* **Given exercise**: Copy each line in the data that includes the word "JSON".

Dataset rows about figures
## START
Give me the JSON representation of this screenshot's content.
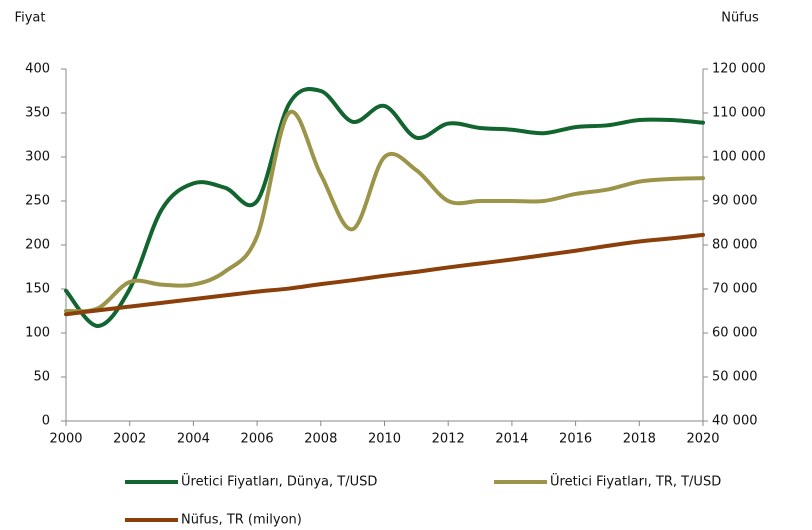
{
  "chart_data": {
    "type": "line",
    "ylabel": "Fiyat",
    "y2label": "Nüfus",
    "x": [
      2000,
      2001,
      2002,
      2003,
      2004,
      2005,
      2006,
      2007,
      2008,
      2009,
      2010,
      2011,
      2012,
      2013,
      2014,
      2015,
      2016,
      2017,
      2018,
      2019,
      2020
    ],
    "xlim": [
      2000,
      2020
    ],
    "xticks": [
      2000,
      2002,
      2004,
      2006,
      2008,
      2010,
      2012,
      2014,
      2016,
      2018,
      2020
    ],
    "ylim": [
      0,
      400
    ],
    "yticks": [
      0,
      50,
      100,
      150,
      200,
      250,
      300,
      350,
      400
    ],
    "y2lim": [
      40000,
      120000
    ],
    "y2ticks": [
      {
        "value": 40000,
        "label": "40 000"
      },
      {
        "value": 50000,
        "label": "50 000"
      },
      {
        "value": 60000,
        "label": "60 000"
      },
      {
        "value": 70000,
        "label": "70 000"
      },
      {
        "value": 80000,
        "label": "80 000"
      },
      {
        "value": 90000,
        "label": "90 000"
      },
      {
        "value": 100000,
        "label": "100 000"
      },
      {
        "value": 110000,
        "label": "110 000"
      },
      {
        "value": 120000,
        "label": "120 000"
      }
    ],
    "smooth": true,
    "series": [
      {
        "name": "Üretici Fiyatları, Dünya, T/USD",
        "color": "#12652f",
        "values": [
          148,
          108,
          150,
          240,
          270,
          265,
          250,
          360,
          375,
          340,
          358,
          322,
          338,
          333,
          331,
          327,
          334,
          336,
          342,
          342,
          339
        ]
      },
      {
        "name": "Üretici Fiyatları, TR, T/USD",
        "color": "#9c9449",
        "values": [
          125,
          128,
          158,
          155,
          155,
          170,
          210,
          350,
          280,
          218,
          300,
          285,
          250,
          250,
          250,
          250,
          258,
          263,
          272,
          275,
          276
        ]
      },
      {
        "name": "Nüfus, TR (milyon)",
        "color": "#8b3f0a",
        "axis": "y2",
        "values": [
          64250,
          65150,
          66000,
          66850,
          67700,
          68550,
          69400,
          70100,
          71100,
          72000,
          73000,
          73900,
          74900,
          75800,
          76700,
          77700,
          78700,
          79800,
          80800,
          81500,
          82300
        ]
      }
    ]
  }
}
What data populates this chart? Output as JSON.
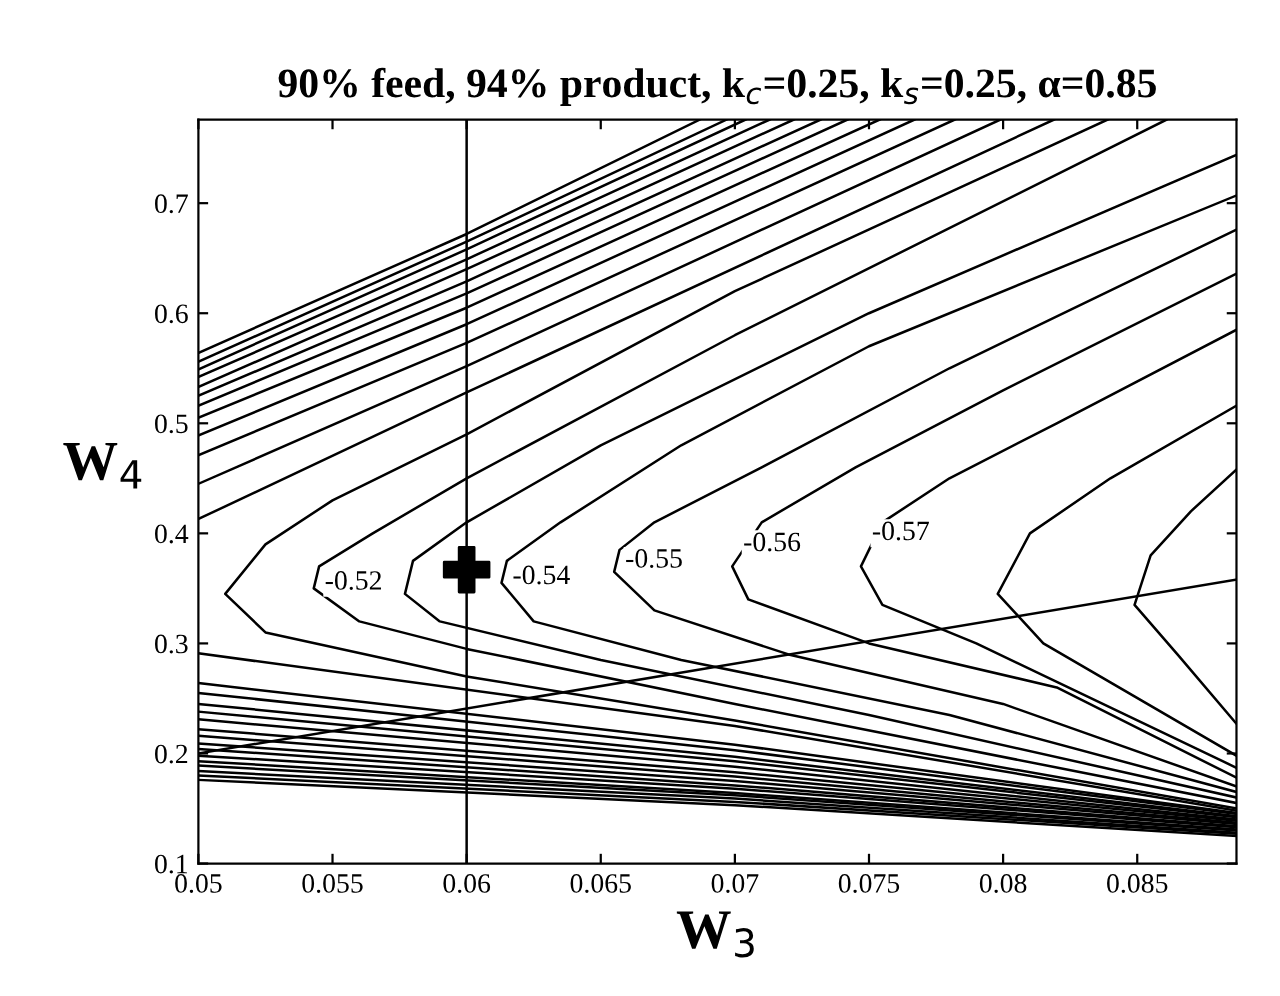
## END
* **Result of the exercise**:
Give me the JSON representation of this screenshot's content.
What data populates this chart? Output as JSON.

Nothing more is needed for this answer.